• [Source records]:

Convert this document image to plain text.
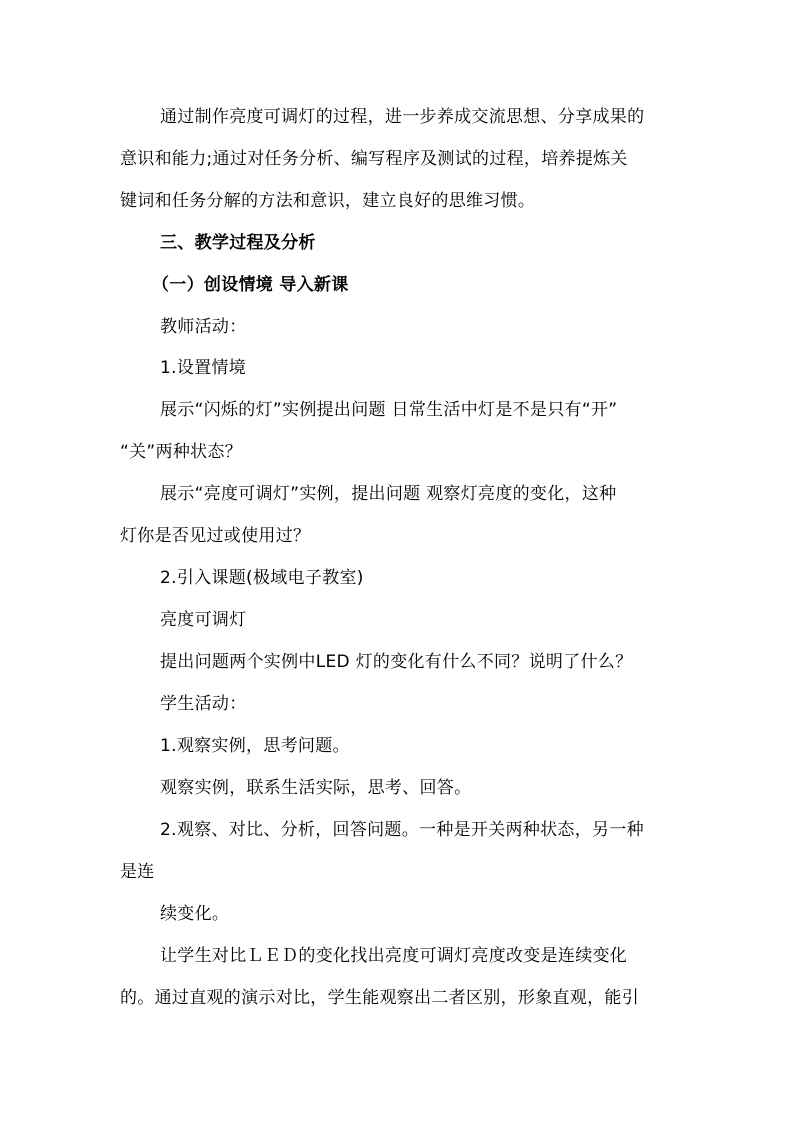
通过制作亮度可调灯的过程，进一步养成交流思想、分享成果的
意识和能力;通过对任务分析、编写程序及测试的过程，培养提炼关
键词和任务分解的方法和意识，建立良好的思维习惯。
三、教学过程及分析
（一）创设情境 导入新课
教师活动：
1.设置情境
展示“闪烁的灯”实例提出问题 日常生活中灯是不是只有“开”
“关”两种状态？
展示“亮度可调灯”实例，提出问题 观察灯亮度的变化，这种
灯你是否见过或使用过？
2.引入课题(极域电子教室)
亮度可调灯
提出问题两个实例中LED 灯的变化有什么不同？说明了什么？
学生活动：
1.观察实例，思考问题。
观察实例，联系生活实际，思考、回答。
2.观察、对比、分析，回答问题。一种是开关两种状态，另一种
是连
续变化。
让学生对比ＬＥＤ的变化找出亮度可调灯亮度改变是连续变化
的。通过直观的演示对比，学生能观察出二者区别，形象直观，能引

• [DIRECTIVE]: Write out the entries above word for word. Do not include the pictures.

• [RESPONSE TO THIS TASK]:
Convert this document image to plain text.
通过制作亮度可调灯的过程，进一步养成交流思想、分享成果的
意识和能力;通过对任务分析、编写程序及测试的过程，培养提炼关
键词和任务分解的方法和意识，建立良好的思维习惯。
三、教学过程及分析
（一）创设情境 导入新课
教师活动：
1.设置情境
展示“闪烁的灯”实例提出问题 日常生活中灯是不是只有“开”
“关”两种状态？
展示“亮度可调灯”实例，提出问题 观察灯亮度的变化，这种
灯你是否见过或使用过？
2.引入课题(极域电子教室)
亮度可调灯
提出问题两个实例中LED 灯的变化有什么不同？说明了什么？
学生活动：
1.观察实例，思考问题。
观察实例，联系生活实际，思考、回答。
2.观察、对比、分析，回答问题。一种是开关两种状态，另一种
是连
续变化。
让学生对比ＬＥＤ的变化找出亮度可调灯亮度改变是连续变化
的。通过直观的演示对比，学生能观察出二者区别，形象直观，能引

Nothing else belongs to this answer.